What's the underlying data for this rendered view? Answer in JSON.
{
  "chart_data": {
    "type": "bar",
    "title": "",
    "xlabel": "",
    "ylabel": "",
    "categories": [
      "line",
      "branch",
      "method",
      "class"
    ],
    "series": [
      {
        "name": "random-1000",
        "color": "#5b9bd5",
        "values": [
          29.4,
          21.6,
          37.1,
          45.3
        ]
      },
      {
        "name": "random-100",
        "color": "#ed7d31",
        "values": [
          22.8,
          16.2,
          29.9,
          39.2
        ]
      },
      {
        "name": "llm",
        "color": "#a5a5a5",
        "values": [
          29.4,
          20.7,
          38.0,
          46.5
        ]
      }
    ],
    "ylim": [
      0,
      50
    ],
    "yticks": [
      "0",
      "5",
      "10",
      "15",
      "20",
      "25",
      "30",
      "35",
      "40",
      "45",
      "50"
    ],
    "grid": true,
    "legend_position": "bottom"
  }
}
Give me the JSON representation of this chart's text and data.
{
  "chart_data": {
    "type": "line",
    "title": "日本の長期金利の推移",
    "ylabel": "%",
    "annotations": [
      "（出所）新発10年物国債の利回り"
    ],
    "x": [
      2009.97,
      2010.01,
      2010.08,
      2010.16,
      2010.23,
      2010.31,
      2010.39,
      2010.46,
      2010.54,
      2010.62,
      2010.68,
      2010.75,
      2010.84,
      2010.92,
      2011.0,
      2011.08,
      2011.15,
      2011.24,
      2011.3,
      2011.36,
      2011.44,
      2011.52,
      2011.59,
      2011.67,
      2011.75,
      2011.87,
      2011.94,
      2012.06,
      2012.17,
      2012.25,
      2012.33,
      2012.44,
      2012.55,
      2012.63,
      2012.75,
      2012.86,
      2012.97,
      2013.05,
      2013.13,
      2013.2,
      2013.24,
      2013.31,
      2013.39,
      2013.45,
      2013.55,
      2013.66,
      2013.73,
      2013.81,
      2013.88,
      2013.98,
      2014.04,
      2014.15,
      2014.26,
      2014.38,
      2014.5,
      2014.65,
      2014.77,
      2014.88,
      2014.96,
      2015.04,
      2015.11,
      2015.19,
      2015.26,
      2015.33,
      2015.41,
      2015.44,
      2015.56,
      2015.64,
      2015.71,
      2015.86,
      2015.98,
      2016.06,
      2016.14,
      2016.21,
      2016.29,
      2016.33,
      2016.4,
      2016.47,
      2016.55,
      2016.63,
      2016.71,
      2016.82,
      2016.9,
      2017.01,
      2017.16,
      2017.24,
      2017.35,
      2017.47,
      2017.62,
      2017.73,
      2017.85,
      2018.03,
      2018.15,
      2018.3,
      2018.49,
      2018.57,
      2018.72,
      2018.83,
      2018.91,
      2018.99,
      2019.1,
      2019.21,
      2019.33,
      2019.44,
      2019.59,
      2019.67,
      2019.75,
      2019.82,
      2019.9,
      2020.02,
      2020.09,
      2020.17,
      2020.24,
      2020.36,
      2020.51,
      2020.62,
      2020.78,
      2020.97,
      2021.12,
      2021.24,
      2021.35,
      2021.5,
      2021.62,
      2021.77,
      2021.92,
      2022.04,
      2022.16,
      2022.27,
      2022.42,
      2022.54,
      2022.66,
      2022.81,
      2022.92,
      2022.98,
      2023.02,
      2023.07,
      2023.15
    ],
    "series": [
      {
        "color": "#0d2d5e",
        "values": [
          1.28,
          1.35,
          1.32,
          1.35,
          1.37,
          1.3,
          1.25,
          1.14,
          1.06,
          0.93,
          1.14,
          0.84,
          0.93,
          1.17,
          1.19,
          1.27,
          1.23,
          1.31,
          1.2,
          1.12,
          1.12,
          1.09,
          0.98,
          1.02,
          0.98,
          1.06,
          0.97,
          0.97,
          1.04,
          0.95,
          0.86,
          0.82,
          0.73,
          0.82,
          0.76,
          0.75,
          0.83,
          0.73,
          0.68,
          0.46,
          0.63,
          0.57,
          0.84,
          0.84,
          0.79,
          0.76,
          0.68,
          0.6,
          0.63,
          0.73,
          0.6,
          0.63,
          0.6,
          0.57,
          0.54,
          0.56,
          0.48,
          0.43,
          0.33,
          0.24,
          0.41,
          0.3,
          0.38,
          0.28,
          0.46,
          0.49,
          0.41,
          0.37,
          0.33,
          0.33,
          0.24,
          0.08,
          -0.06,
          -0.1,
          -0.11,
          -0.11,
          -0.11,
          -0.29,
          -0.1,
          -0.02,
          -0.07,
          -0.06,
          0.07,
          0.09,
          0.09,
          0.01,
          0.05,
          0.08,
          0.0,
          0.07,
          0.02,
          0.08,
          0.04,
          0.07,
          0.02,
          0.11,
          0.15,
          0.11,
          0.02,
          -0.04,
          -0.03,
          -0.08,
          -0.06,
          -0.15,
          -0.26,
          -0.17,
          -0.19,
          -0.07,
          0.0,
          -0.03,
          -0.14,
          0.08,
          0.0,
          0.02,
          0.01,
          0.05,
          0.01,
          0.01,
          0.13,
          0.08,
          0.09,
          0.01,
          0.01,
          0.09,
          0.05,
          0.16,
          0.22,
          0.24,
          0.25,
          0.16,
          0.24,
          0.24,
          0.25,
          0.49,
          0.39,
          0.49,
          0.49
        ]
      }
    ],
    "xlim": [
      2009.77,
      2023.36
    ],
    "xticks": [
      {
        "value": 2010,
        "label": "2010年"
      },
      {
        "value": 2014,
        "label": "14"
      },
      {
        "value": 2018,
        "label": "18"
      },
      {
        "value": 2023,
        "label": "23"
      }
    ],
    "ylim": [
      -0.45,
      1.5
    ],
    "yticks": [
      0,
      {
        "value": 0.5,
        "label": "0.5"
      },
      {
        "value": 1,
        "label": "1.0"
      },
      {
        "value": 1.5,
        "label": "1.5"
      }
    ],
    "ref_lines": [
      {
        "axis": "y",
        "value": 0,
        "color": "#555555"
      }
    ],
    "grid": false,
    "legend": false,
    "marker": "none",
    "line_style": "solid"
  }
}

--

PROBLEM DESCRIPTION: Extract all of the data above without altering anything.

THE RESPONSE:
What's the underlying data for this rendered view? Answer in JSON.
{
  "chart_data": {
    "type": "bar",
    "title": "",
    "xlabel": "",
    "ylabel": "",
    "categories": [
      "line",
      "branch",
      "method",
      "class"
    ],
    "series": [
      {
        "name": "random-1000",
        "color": "#5b9bd5",
        "values": [
          29.4,
          21.6,
          37.1,
          45.3
        ]
      },
      {
        "name": "random-100",
        "color": "#ed7d31",
        "values": [
          22.8,
          16.2,
          29.9,
          39.2
        ]
      },
      {
        "name": "llm",
        "color": "#a5a5a5",
        "values": [
          29.4,
          20.7,
          38.0,
          46.5
        ]
      }
    ],
    "ylim": [
      0,
      50
    ],
    "yticks": [
      "0",
      "5",
      "10",
      "15",
      "20",
      "25",
      "30",
      "35",
      "40",
      "45",
      "50"
    ],
    "grid": true,
    "legend_position": "bottom"
  }
}
Give me the JSON representation of this chart's text and data.
{
  "chart_data": {
    "type": "line",
    "title": "日本の長期金利の推移",
    "ylabel": "%",
    "annotations": [
      "（出所）新発10年物国債の利回り"
    ],
    "x": [
      2009.97,
      2010.01,
      2010.08,
      2010.16,
      2010.23,
      2010.31,
      2010.39,
      2010.46,
      2010.54,
      2010.62,
      2010.68,
      2010.75,
      2010.84,
      2010.92,
      2011.0,
      2011.08,
      2011.15,
      2011.24,
      2011.3,
      2011.36,
      2011.44,
      2011.52,
      2011.59,
      2011.67,
      2011.75,
      2011.87,
      2011.94,
      2012.06,
      2012.17,
      2012.25,
      2012.33,
      2012.44,
      2012.55,
      2012.63,
      2012.75,
      2012.86,
      2012.97,
      2013.05,
      2013.13,
      2013.2,
      2013.24,
      2013.31,
      2013.39,
      2013.45,
      2013.55,
      2013.66,
      2013.73,
      2013.81,
      2013.88,
      2013.98,
      2014.04,
      2014.15,
      2014.26,
      2014.38,
      2014.5,
      2014.65,
      2014.77,
      2014.88,
      2014.96,
      2015.04,
      2015.11,
      2015.19,
      2015.26,
      2015.33,
      2015.41,
      2015.44,
      2015.56,
      2015.64,
      2015.71,
      2015.86,
      2015.98,
      2016.06,
      2016.14,
      2016.21,
      2016.29,
      2016.33,
      2016.4,
      2016.47,
      2016.55,
      2016.63,
      2016.71,
      2016.82,
      2016.9,
      2017.01,
      2017.16,
      2017.24,
      2017.35,
      2017.47,
      2017.62,
      2017.73,
      2017.85,
      2018.03,
      2018.15,
      2018.3,
      2018.49,
      2018.57,
      2018.72,
      2018.83,
      2018.91,
      2018.99,
      2019.1,
      2019.21,
      2019.33,
      2019.44,
      2019.59,
      2019.67,
      2019.75,
      2019.82,
      2019.9,
      2020.02,
      2020.09,
      2020.17,
      2020.24,
      2020.36,
      2020.51,
      2020.62,
      2020.78,
      2020.97,
      2021.12,
      2021.24,
      2021.35,
      2021.5,
      2021.62,
      2021.77,
      2021.92,
      2022.04,
      2022.16,
      2022.27,
      2022.42,
      2022.54,
      2022.66,
      2022.81,
      2022.92,
      2022.98,
      2023.02,
      2023.07,
      2023.15
    ],
    "series": [
      {
        "color": "#0d2d5e",
        "values": [
          1.28,
          1.35,
          1.32,
          1.35,
          1.37,
          1.3,
          1.25,
          1.14,
          1.06,
          0.93,
          1.14,
          0.84,
          0.93,
          1.17,
          1.19,
          1.27,
          1.23,
          1.31,
          1.2,
          1.12,
          1.12,
          1.09,
          0.98,
          1.02,
          0.98,
          1.06,
          0.97,
          0.97,
          1.04,
          0.95,
          0.86,
          0.82,
          0.73,
          0.82,
          0.76,
          0.75,
          0.83,
          0.73,
          0.68,
          0.46,
          0.63,
          0.57,
          0.84,
          0.84,
          0.79,
          0.76,
          0.68,
          0.6,
          0.63,
          0.73,
          0.6,
          0.63,
          0.6,
          0.57,
          0.54,
          0.56,
          0.48,
          0.43,
          0.33,
          0.24,
          0.41,
          0.3,
          0.38,
          0.28,
          0.46,
          0.49,
          0.41,
          0.37,
          0.33,
          0.33,
          0.24,
          0.08,
          -0.06,
          -0.1,
          -0.11,
          -0.11,
          -0.11,
          -0.29,
          -0.1,
          -0.02,
          -0.07,
          -0.06,
          0.07,
          0.09,
          0.09,
          0.01,
          0.05,
          0.08,
          0.0,
          0.07,
          0.02,
          0.08,
          0.04,
          0.07,
          0.02,
          0.11,
          0.15,
          0.11,
          0.02,
          -0.04,
          -0.03,
          -0.08,
          -0.06,
          -0.15,
          -0.26,
          -0.17,
          -0.19,
          -0.07,
          0.0,
          -0.03,
          -0.14,
          0.08,
          0.0,
          0.02,
          0.01,
          0.05,
          0.01,
          0.01,
          0.13,
          0.08,
          0.09,
          0.01,
          0.01,
          0.09,
          0.05,
          0.16,
          0.22,
          0.24,
          0.25,
          0.16,
          0.24,
          0.24,
          0.25,
          0.49,
          0.39,
          0.49,
          0.49
        ]
      }
    ],
    "xlim": [
      2009.77,
      2023.36
    ],
    "xticks": [
      {
        "value": 2010,
        "label": "2010年"
      },
      {
        "value": 2014,
        "label": "14"
      },
      {
        "value": 2018,
        "label": "18"
      },
      {
        "value": 2023,
        "label": "23"
      }
    ],
    "ylim": [
      -0.45,
      1.5
    ],
    "yticks": [
      0,
      {
        "value": 0.5,
        "label": "0.5"
      },
      {
        "value": 1,
        "label": "1.0"
      },
      {
        "value": 1.5,
        "label": "1.5"
      }
    ],
    "ref_lines": [
      {
        "axis": "y",
        "value": 0,
        "color": "#555555"
      }
    ],
    "grid": false,
    "legend": false,
    "marker": "none",
    "line_style": "solid"
  }
}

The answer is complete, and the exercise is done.